* _THE EXERCISE_
Restate each of the lines given below, word for word.

* _MATERIAL FOR THIS EXERCISE_
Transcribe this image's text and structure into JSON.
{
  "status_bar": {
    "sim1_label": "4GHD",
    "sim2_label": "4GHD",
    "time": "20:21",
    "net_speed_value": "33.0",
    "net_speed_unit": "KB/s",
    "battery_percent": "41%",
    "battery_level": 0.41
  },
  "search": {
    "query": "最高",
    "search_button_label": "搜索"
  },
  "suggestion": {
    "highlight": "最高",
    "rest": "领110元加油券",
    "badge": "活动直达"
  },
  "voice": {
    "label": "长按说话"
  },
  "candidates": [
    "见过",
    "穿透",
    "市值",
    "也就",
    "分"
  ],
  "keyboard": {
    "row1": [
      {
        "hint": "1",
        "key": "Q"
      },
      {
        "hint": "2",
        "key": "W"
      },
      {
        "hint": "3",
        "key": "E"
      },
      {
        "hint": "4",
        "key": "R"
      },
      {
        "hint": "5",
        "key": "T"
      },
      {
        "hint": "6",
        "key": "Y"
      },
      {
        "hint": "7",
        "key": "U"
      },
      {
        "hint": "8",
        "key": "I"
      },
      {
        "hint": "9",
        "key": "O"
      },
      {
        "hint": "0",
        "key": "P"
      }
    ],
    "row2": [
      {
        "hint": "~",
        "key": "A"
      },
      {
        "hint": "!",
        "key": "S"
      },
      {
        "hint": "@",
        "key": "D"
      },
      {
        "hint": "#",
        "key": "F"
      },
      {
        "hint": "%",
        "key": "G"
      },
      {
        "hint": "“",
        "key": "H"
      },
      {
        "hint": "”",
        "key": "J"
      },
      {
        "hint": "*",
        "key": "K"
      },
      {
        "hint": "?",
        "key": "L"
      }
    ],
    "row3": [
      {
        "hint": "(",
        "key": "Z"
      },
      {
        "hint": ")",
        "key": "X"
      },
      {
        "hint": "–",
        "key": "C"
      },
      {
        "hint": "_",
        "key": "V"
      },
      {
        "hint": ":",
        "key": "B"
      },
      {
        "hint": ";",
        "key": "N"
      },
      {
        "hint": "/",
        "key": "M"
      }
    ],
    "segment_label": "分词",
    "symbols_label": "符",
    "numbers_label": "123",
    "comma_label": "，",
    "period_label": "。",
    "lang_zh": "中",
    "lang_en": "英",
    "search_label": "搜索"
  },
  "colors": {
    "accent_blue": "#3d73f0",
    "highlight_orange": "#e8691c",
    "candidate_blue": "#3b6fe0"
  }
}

* _SOLUTION TO THE EXERCISE_
Transcribe this image's text and structure into JSON.
{
  "status_bar": {
    "sim1_label": "4GHD",
    "sim2_label": "4GHD",
    "time": "20:21",
    "net_speed_value": "33.0",
    "net_speed_unit": "KB/s",
    "battery_percent": "41%",
    "battery_level": 0.41
  },
  "search": {
    "query": "最高",
    "search_button_label": "搜索"
  },
  "suggestion": {
    "highlight": "最高",
    "rest": "领110元加油券",
    "badge": "活动直达"
  },
  "voice": {
    "label": "长按说话"
  },
  "candidates": [
    "见过",
    "穿透",
    "市值",
    "也就",
    "分"
  ],
  "keyboard": {
    "row1": [
      {
        "hint": "1",
        "key": "Q"
      },
      {
        "hint": "2",
        "key": "W"
      },
      {
        "hint": "3",
        "key": "E"
      },
      {
        "hint": "4",
        "key": "R"
      },
      {
        "hint": "5",
        "key": "T"
      },
      {
        "hint": "6",
        "key": "Y"
      },
      {
        "hint": "7",
        "key": "U"
      },
      {
        "hint": "8",
        "key": "I"
      },
      {
        "hint": "9",
        "key": "O"
      },
      {
        "hint": "0",
        "key": "P"
      }
    ],
    "row2": [
      {
        "hint": "~",
        "key": "A"
      },
      {
        "hint": "!",
        "key": "S"
      },
      {
        "hint": "@",
        "key": "D"
      },
      {
        "hint": "#",
        "key": "F"
      },
      {
        "hint": "%",
        "key": "G"
      },
      {
        "hint": "“",
        "key": "H"
      },
      {
        "hint": "”",
        "key": "J"
      },
      {
        "hint": "*",
        "key": "K"
      },
      {
        "hint": "?",
        "key": "L"
      }
    ],
    "row3": [
      {
        "hint": "(",
        "key": "Z"
      },
      {
        "hint": ")",
        "key": "X"
      },
      {
        "hint": "–",
        "key": "C"
      },
      {
        "hint": "_",
        "key": "V"
      },
      {
        "hint": ":",
        "key": "B"
      },
      {
        "hint": ";",
        "key": "N"
      },
      {
        "hint": "/",
        "key": "M"
      }
    ],
    "segment_label": "分词",
    "symbols_label": "符",
    "numbers_label": "123",
    "comma_label": "，",
    "period_label": "。",
    "lang_zh": "中",
    "lang_en": "英",
    "search_label": "搜索"
  },
  "colors": {
    "accent_blue": "#3d73f0",
    "highlight_orange": "#e8691c",
    "candidate_blue": "#3b6fe0"
  }
}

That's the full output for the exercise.